> [SET EXERCISE]
Within the material below, find each line bearing the word "Force" and present it.

> [DATA]
+ + +
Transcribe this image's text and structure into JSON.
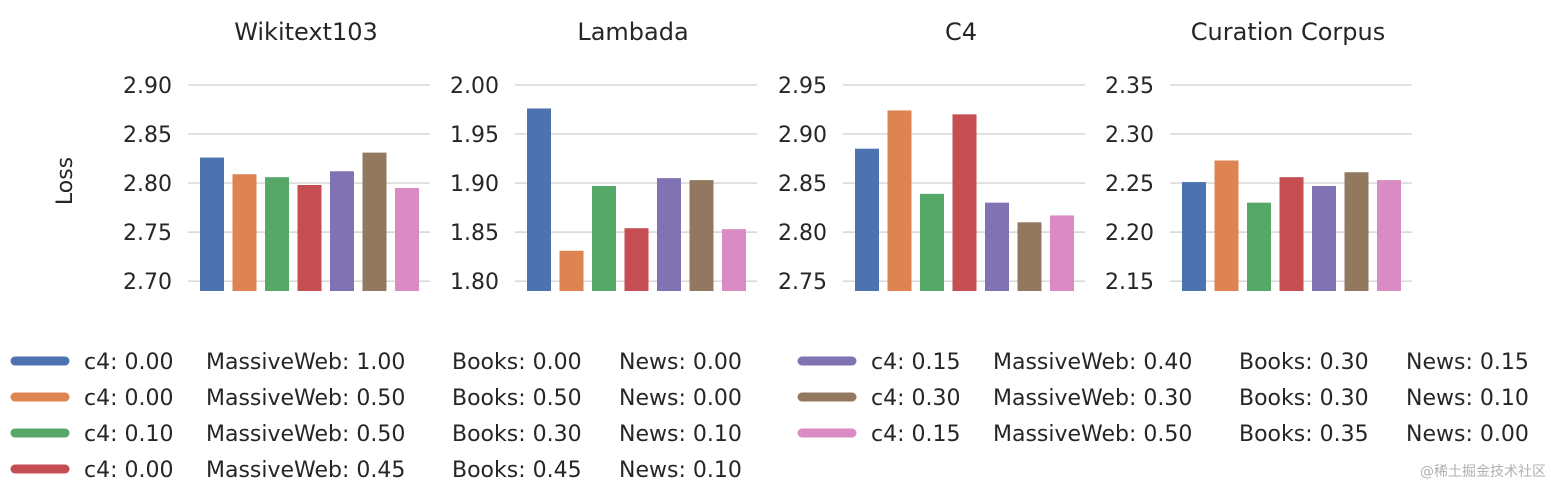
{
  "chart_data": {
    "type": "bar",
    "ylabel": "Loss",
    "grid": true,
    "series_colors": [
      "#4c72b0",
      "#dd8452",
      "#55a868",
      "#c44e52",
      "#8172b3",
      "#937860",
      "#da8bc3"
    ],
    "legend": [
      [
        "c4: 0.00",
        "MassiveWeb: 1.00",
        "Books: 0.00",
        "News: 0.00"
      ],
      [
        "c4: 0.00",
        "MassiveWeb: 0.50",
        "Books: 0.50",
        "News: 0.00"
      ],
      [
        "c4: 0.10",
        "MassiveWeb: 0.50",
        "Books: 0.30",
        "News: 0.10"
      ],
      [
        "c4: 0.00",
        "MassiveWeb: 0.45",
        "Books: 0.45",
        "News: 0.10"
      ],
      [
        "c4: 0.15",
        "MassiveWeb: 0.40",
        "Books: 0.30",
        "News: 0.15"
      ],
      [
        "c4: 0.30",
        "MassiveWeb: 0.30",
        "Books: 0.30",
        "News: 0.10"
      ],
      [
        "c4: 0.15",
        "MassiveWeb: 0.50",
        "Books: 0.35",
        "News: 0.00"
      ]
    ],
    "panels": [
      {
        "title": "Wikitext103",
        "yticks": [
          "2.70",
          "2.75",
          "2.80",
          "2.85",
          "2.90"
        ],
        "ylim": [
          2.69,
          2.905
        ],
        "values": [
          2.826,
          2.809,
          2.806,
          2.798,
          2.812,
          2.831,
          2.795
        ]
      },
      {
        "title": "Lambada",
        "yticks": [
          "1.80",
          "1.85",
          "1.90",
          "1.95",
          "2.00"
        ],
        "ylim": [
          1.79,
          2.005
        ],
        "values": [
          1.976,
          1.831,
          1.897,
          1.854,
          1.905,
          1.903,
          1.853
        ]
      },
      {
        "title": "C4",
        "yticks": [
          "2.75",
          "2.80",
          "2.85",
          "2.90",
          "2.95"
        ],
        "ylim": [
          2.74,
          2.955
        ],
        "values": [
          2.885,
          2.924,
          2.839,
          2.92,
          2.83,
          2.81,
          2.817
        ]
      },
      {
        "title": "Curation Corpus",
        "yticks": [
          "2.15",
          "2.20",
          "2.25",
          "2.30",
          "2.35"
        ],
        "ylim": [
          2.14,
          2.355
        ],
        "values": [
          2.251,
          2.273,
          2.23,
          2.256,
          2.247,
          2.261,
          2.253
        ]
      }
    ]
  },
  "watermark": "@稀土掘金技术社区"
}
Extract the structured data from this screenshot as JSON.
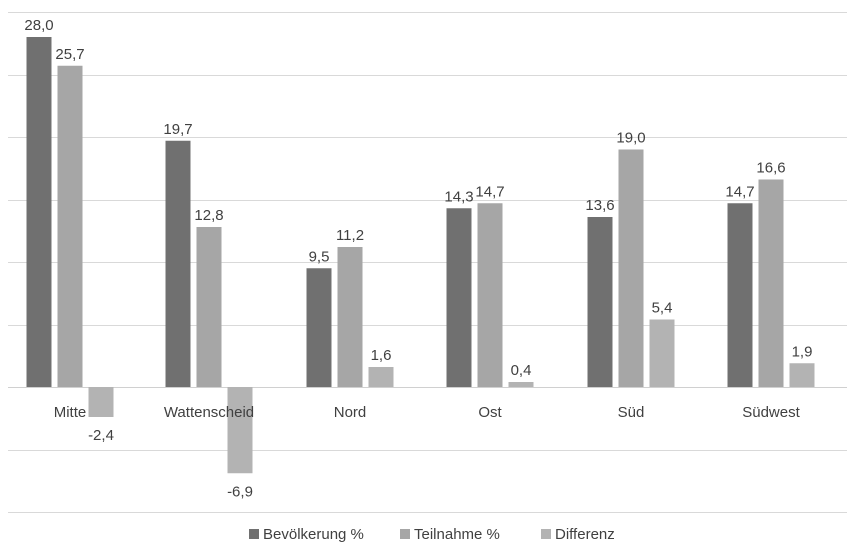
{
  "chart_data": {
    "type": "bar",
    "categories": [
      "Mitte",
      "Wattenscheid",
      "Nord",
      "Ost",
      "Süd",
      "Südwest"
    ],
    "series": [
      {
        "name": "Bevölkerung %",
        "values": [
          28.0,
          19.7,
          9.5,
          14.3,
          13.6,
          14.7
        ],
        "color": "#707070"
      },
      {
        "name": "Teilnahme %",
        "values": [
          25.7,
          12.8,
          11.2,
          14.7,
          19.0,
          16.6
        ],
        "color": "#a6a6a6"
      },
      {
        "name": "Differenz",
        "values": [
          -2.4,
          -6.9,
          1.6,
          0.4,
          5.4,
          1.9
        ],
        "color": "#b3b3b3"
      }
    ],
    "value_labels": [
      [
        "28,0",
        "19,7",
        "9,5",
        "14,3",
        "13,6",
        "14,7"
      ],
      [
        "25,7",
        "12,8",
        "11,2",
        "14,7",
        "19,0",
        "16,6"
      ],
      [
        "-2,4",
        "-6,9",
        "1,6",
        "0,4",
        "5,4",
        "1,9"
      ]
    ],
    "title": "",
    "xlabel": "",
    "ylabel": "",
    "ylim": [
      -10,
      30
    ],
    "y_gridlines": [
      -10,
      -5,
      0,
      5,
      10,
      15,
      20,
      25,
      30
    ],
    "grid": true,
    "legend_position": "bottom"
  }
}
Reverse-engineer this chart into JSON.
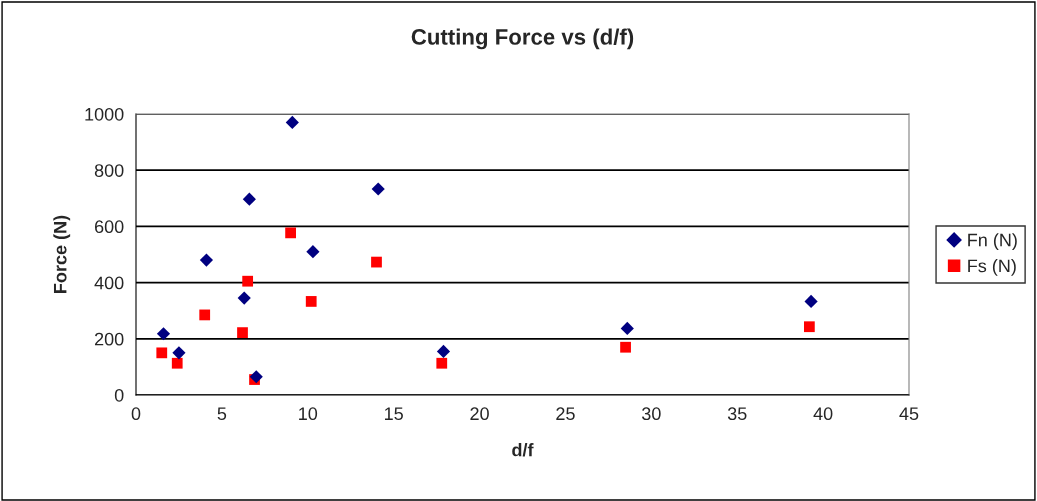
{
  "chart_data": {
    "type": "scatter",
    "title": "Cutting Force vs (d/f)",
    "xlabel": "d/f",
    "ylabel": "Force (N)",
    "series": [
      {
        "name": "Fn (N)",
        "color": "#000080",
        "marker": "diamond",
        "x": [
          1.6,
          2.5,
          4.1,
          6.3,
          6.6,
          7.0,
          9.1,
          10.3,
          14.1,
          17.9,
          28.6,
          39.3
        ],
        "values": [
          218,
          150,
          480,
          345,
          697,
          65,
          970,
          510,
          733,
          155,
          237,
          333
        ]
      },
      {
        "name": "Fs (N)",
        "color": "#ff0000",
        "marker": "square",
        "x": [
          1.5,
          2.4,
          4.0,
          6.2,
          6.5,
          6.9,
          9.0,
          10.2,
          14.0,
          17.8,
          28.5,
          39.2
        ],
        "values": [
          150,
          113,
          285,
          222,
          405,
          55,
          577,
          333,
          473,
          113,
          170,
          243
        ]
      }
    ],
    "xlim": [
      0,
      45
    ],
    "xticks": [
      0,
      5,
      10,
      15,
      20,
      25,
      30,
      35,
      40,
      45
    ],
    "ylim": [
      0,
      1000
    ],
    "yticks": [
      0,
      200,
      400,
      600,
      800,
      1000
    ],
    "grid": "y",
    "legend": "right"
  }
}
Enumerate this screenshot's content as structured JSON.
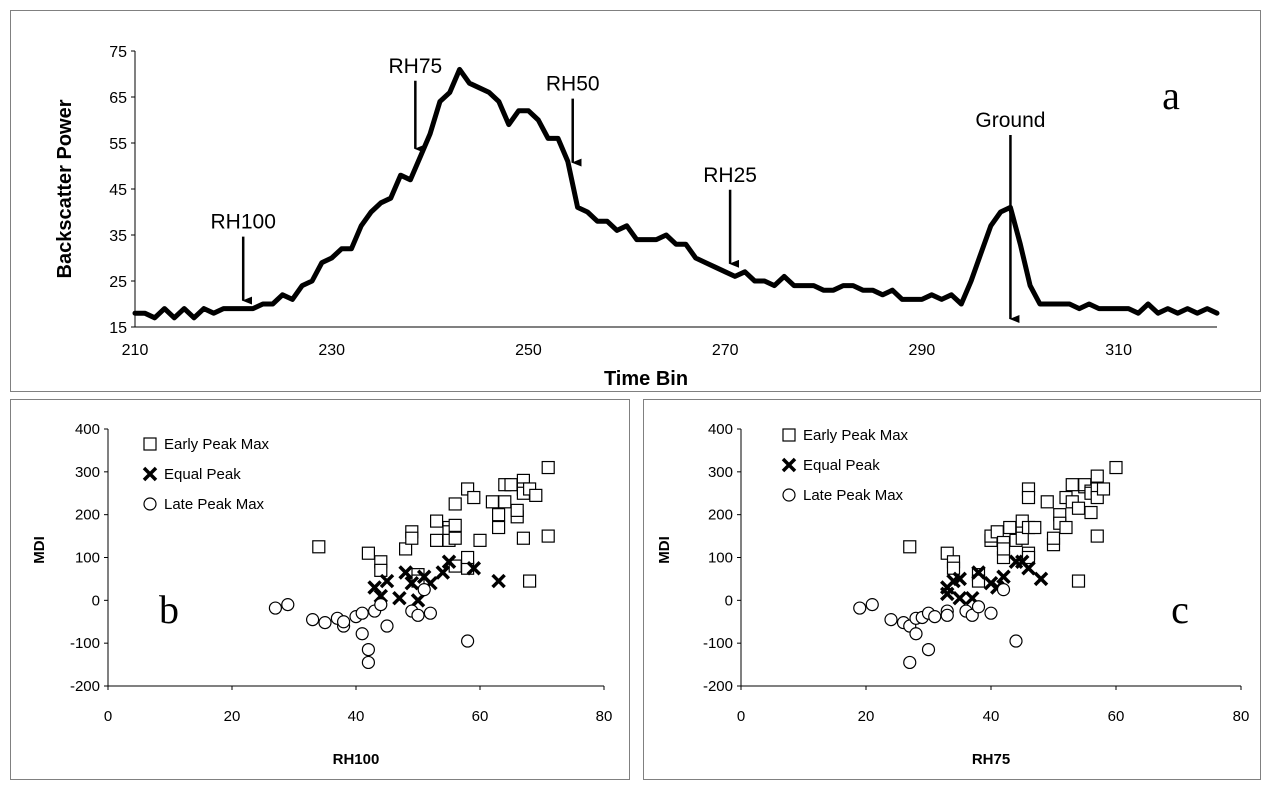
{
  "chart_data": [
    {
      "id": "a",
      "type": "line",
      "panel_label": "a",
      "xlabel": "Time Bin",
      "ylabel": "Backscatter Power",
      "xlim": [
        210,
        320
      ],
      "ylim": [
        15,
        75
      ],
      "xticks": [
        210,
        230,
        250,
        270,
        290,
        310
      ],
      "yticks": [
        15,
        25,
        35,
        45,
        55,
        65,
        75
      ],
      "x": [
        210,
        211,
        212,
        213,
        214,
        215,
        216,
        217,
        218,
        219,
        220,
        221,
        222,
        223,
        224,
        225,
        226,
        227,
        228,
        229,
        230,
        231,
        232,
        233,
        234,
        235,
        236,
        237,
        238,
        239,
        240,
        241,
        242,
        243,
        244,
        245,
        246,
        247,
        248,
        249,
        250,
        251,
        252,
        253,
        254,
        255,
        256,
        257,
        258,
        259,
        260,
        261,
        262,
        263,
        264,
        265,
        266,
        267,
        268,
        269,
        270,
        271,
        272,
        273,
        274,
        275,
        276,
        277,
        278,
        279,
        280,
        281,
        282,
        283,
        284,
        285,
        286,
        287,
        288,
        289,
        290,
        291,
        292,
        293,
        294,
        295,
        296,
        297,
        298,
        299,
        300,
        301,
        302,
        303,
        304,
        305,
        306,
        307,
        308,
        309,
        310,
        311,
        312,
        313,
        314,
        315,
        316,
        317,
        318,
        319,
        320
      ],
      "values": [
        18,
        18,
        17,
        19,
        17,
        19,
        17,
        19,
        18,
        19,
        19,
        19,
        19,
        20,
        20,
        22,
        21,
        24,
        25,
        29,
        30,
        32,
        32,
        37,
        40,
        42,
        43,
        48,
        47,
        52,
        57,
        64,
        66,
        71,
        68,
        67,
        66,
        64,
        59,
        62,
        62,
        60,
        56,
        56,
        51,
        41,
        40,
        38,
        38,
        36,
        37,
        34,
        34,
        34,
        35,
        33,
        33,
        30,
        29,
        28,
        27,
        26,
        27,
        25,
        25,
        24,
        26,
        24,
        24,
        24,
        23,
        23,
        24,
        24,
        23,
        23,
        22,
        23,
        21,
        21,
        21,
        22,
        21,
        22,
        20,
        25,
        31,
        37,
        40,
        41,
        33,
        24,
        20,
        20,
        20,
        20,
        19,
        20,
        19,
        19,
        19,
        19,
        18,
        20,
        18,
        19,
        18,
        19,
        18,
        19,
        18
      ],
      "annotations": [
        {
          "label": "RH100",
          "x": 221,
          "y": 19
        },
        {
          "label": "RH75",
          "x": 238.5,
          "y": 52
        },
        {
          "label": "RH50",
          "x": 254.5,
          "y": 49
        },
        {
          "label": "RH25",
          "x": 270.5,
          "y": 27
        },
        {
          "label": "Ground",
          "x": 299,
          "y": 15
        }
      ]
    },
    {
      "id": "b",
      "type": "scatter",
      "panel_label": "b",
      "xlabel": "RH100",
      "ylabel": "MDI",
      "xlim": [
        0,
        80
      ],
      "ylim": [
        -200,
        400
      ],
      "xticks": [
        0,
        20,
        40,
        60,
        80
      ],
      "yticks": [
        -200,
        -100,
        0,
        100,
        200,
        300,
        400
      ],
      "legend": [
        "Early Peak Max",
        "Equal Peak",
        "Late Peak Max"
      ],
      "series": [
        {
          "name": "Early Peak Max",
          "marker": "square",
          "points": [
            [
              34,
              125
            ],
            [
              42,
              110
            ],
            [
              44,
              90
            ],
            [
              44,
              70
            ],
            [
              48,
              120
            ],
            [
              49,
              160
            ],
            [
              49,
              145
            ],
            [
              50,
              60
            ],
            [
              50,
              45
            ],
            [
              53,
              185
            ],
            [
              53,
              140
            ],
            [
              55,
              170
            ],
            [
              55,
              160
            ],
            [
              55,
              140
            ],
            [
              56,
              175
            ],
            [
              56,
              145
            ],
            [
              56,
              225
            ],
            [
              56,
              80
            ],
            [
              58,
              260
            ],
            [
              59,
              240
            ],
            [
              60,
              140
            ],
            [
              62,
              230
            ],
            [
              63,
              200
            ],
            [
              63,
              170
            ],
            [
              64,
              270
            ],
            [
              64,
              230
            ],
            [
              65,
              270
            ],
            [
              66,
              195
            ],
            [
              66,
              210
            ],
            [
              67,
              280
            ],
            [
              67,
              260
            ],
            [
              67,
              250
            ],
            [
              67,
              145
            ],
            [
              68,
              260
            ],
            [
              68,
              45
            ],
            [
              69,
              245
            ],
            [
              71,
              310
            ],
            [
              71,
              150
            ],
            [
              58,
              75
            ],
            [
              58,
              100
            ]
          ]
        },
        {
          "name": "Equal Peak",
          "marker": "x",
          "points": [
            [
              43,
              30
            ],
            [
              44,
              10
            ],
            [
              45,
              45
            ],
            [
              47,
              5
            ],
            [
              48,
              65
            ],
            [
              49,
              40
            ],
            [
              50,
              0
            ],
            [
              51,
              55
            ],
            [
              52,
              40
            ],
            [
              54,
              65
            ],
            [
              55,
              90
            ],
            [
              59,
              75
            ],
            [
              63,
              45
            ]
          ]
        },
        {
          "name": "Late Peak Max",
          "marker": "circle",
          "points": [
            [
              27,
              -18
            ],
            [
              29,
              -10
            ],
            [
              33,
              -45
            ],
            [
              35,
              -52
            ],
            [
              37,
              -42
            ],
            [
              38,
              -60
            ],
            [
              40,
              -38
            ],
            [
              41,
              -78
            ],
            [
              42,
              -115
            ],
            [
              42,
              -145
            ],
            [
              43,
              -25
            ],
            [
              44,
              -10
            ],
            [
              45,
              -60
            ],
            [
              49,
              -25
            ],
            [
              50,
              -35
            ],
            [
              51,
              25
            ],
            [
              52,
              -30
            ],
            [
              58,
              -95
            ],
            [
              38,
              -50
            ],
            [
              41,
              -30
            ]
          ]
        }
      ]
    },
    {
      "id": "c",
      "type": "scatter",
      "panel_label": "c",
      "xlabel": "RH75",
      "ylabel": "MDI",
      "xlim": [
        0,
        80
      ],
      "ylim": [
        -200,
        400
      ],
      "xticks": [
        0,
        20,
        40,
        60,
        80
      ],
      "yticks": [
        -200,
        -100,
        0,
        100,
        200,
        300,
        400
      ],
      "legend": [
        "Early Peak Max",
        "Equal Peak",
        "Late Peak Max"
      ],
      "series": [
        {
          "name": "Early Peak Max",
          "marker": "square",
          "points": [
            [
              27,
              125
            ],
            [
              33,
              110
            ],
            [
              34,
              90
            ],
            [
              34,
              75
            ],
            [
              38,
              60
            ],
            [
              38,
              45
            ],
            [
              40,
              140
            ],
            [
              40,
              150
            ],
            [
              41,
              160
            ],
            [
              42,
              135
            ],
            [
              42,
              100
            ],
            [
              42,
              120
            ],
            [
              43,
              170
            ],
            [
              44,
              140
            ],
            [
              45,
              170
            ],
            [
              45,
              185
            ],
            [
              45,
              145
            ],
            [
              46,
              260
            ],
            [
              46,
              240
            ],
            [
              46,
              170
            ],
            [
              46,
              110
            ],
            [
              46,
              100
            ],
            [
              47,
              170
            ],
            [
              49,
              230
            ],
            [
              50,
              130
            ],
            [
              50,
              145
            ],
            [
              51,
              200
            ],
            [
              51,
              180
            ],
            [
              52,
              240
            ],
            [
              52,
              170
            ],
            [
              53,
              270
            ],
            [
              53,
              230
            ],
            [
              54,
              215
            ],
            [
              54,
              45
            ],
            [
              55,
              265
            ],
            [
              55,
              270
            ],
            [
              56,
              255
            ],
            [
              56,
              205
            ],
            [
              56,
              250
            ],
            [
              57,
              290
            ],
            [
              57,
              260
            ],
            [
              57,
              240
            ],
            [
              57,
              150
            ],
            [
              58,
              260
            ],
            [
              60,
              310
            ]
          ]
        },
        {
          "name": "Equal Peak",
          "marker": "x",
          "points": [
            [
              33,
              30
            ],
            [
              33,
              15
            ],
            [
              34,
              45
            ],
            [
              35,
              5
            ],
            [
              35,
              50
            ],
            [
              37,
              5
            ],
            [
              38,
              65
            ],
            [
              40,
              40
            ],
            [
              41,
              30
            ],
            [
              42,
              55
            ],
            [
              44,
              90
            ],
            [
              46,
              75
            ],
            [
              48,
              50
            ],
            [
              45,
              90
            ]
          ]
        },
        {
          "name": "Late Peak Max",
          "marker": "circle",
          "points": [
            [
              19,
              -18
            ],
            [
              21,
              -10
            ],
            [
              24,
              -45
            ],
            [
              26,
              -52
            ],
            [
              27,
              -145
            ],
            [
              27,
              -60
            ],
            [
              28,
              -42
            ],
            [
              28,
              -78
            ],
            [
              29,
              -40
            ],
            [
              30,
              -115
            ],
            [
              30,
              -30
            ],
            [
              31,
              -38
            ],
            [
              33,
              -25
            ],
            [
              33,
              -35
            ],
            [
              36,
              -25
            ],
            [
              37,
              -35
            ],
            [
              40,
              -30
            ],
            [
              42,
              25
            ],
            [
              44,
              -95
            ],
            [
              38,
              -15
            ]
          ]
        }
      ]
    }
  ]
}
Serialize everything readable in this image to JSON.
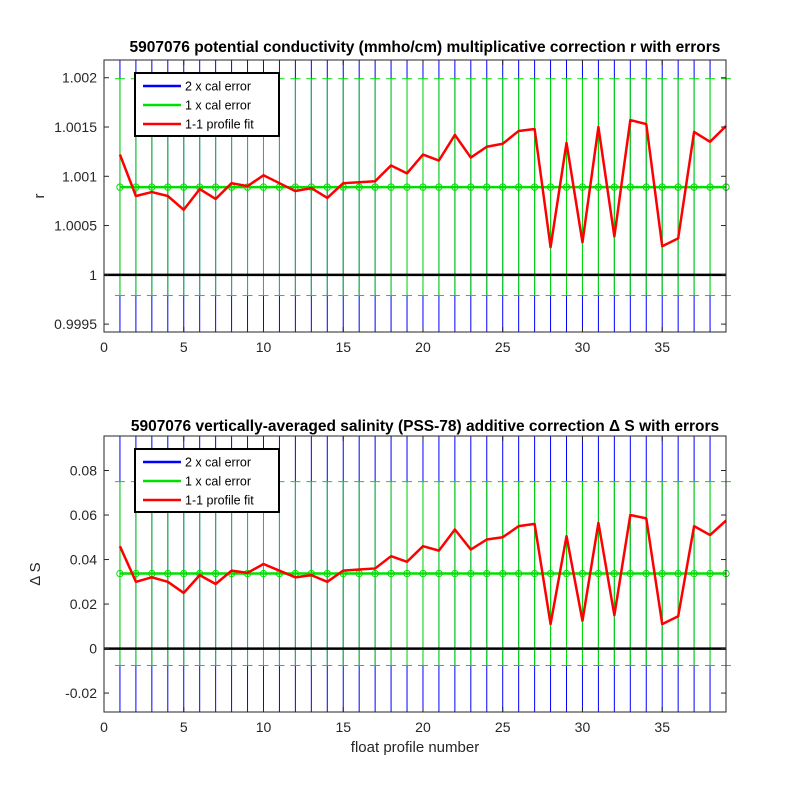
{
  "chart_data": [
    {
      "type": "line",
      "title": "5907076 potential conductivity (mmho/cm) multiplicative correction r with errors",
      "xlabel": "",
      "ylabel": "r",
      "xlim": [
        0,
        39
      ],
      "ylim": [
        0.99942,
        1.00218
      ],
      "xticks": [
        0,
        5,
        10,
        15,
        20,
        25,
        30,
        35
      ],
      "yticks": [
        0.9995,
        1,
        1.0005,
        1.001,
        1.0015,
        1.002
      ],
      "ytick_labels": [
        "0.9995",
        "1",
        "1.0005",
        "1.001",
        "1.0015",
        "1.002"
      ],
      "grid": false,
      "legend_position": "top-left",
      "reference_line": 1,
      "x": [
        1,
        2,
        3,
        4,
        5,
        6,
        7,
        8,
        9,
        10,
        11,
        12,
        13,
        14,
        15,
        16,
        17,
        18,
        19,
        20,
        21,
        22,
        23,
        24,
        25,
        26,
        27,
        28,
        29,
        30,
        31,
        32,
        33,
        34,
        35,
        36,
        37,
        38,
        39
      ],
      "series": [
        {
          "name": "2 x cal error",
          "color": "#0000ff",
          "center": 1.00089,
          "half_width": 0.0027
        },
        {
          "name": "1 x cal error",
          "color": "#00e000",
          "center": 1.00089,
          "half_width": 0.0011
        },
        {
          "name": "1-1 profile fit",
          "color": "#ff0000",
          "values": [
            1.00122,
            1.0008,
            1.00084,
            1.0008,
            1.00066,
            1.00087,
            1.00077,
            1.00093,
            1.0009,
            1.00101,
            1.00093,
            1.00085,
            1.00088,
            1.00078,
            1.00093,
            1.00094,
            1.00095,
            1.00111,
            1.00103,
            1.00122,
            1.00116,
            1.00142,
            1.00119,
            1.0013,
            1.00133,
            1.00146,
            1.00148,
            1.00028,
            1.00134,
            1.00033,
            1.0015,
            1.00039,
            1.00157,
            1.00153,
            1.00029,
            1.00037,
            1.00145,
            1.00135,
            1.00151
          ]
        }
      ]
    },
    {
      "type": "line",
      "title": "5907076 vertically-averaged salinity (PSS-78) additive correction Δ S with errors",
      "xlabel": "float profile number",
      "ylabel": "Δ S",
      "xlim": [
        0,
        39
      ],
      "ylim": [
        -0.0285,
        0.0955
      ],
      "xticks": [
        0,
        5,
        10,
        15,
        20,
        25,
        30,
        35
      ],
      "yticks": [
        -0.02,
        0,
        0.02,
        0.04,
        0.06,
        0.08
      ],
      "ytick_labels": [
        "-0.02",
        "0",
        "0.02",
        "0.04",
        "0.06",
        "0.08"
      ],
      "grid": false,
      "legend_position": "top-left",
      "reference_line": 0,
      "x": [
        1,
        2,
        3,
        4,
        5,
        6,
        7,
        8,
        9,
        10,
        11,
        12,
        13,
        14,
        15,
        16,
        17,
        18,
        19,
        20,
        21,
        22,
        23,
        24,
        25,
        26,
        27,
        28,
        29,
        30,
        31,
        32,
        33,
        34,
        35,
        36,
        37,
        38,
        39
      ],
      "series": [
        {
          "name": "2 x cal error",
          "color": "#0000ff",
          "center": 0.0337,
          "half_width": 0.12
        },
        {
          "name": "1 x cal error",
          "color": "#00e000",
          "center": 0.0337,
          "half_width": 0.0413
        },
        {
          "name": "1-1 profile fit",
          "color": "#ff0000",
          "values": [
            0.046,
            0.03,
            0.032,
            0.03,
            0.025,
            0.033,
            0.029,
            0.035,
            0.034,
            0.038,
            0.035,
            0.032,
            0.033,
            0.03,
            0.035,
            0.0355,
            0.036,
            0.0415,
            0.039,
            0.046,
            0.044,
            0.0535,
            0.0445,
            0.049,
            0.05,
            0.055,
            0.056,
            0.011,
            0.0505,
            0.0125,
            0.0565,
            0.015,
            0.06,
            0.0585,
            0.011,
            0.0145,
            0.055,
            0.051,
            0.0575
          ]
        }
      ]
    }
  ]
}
+ + +
> [REPLY]
    "title": "Cutting Force vs (d/f)",
    "ylabel": "Force (N)",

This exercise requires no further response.